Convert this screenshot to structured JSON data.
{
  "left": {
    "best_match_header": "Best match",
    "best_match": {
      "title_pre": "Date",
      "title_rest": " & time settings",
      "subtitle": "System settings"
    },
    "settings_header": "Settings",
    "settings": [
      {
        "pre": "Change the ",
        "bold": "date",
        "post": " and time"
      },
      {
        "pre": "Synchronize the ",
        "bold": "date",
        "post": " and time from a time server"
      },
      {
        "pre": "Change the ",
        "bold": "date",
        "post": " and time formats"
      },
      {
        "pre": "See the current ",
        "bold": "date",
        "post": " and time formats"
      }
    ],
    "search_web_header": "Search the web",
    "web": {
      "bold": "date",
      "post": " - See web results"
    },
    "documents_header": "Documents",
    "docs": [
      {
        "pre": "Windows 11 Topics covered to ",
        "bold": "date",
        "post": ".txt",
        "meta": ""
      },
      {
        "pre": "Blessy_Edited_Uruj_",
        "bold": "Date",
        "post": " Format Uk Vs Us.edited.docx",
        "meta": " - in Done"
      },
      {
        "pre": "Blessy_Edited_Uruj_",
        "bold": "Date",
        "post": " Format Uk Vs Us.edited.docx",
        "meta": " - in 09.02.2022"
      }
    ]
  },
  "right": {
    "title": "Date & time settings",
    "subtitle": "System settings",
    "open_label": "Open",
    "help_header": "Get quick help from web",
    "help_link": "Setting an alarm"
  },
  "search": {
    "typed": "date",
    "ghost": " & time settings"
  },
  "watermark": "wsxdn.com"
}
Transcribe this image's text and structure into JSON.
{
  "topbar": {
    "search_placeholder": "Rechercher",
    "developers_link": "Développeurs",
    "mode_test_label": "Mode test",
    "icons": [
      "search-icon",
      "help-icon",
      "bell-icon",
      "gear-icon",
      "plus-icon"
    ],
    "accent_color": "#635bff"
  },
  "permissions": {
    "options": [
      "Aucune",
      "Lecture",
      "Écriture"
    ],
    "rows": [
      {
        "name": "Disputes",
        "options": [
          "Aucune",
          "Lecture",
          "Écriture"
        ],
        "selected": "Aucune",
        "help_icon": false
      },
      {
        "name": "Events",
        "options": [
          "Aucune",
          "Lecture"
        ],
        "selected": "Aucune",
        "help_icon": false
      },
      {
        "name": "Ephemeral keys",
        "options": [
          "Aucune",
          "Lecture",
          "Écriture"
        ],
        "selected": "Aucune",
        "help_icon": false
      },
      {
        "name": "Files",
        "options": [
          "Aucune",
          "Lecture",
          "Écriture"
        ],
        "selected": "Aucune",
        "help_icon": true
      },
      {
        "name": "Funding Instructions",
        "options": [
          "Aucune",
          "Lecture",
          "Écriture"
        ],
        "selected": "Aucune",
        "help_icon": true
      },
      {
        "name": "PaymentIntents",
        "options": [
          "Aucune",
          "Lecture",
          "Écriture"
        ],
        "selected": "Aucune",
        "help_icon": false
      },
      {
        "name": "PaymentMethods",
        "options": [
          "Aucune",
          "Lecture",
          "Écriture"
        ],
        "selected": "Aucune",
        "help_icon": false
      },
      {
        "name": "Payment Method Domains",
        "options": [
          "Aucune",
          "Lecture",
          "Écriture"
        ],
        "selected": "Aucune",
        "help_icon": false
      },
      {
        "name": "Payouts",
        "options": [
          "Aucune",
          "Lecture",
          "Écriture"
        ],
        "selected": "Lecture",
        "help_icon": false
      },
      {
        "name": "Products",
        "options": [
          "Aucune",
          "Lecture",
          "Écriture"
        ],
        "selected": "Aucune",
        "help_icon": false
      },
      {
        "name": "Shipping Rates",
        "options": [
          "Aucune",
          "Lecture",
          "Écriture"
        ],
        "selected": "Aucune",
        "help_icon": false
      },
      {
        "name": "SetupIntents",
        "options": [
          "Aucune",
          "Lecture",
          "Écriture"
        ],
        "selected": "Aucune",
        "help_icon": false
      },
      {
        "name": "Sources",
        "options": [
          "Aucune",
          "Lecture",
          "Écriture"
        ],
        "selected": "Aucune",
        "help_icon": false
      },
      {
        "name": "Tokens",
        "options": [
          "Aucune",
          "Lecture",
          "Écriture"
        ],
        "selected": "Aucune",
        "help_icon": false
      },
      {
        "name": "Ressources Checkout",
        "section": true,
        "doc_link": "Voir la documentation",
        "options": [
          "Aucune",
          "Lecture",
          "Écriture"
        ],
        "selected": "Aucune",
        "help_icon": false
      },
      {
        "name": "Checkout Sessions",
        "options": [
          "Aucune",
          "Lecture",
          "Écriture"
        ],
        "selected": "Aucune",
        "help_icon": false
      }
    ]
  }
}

----------

◆ **Job**
Copy out every line of the listing that includes the string "post".

◆ **Finished exercise**
        "post": " and time"
        "post": " and time from a time server"
        "post": " and time formats"
        "post": " and time formats"
      "post": " - See web results"
        "post": ".txt",
        "post": " Format Uk Vs Us.edited.docx",
        "post": " Format Uk Vs Us.edited.docx",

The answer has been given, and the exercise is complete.